▶ _RECORDS TO PROCESS_
%%

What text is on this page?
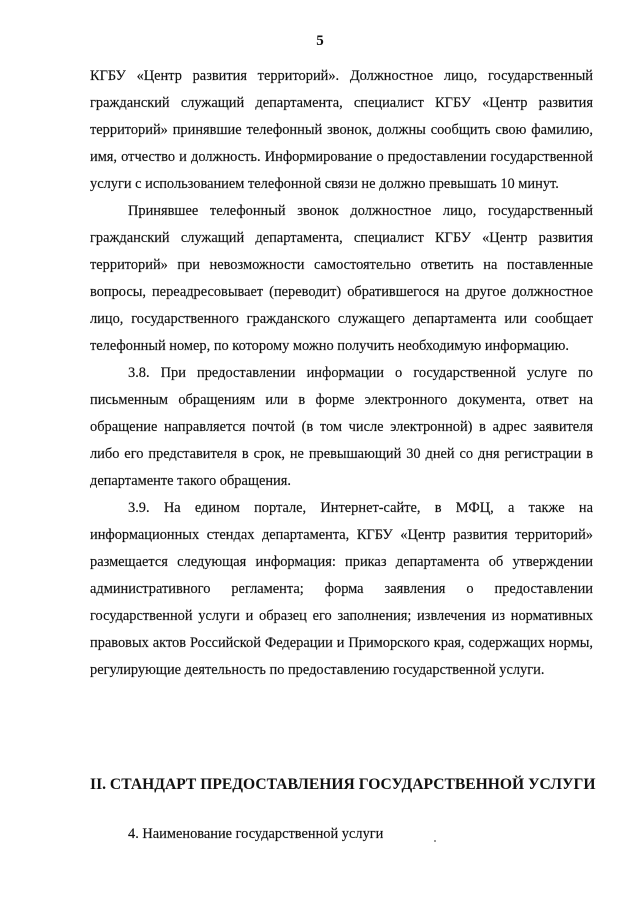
5

КГБУ «Центр развития территорий». Должностное лицо, государственный гражданский служащий департамента, специалист КГБУ «Центр развития территорий» принявшие телефонный звонок, должны сообщить свою фамилию, имя, отчество и должность. Информирование о предоставлении государственной услуги с использованием телефонной связи не должно превышать 10 минут.

Принявшее телефонный звонок должностное лицо, государственный гражданский служащий департамента, специалист КГБУ «Центр развития территорий» при невозможности самостоятельно ответить на поставленные вопросы, переадресовывает (переводит) обратившегося на другое должностное лицо, государственного гражданского служащего департамента или сообщает телефонный номер, по которому можно получить необходимую информацию.

3.8. При предоставлении информации о государственной услуге по письменным обращениям или в форме электронного документа, ответ на обращение направляется почтой (в том числе электронной) в адрес заявителя либо его представителя в срок, не превышающий 30 дней со дня регистрации в департаменте такого обращения.

3.9. На едином портале, Интернет-сайте, в МФЦ, а также на информационных стендах департамента, КГБУ «Центр развития территорий» размещается следующая информация: приказ департамента об утверждении административного регламента; форма заявления о предоставлении государственной услуги и образец его заполнения; извлечения из нормативных правовых актов Российской Федерации и Приморского края, содержащих нормы, регулирующие деятельность по предоставлению государственной услуги.

II. СТАНДАРТ ПРЕДОСТАВЛЕНИЯ ГОСУДАРСТВЕННОЙ УСЛУГИ

4. Наименование государственной услуги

%%

▶ _EXERCISE BRIEF_
Each record should be quoted exactly, with the images omitted.

▶ _RESULT FOR THIS TASK_
What text is on this page?
5

КГБУ «Центр развития территорий». Должностное лицо, государственный гражданский служащий департамента, специалист КГБУ «Центр развития территорий» принявшие телефонный звонок, должны сообщить свою фамилию, имя, отчество и должность. Информирование о предоставлении государственной услуги с использованием телефонной связи не должно превышать 10 минут.

Принявшее телефонный звонок должностное лицо, государственный гражданский служащий департамента, специалист КГБУ «Центр развития территорий» при невозможности самостоятельно ответить на поставленные вопросы, переадресовывает (переводит) обратившегося на другое должностное лицо, государственного гражданского служащего департамента или сообщает телефонный номер, по которому можно получить необходимую информацию.

3.8. При предоставлении информации о государственной услуге по письменным обращениям или в форме электронного документа, ответ на обращение направляется почтой (в том числе электронной) в адрес заявителя либо его представителя в срок, не превышающий 30 дней со дня регистрации в департаменте такого обращения.

3.9. На едином портале, Интернет-сайте, в МФЦ, а также на информационных стендах департамента, КГБУ «Центр развития территорий» размещается следующая информация: приказ департамента об утверждении административного регламента; форма заявления о предоставлении государственной услуги и образец его заполнения; извлечения из нормативных правовых актов Российской Федерации и Приморского края, содержащих нормы, регулирующие деятельность по предоставлению государственной услуги.

II. СТАНДАРТ ПРЕДОСТАВЛЕНИЯ ГОСУДАРСТВЕННОЙ УСЛУГИ

4. Наименование государственной услуги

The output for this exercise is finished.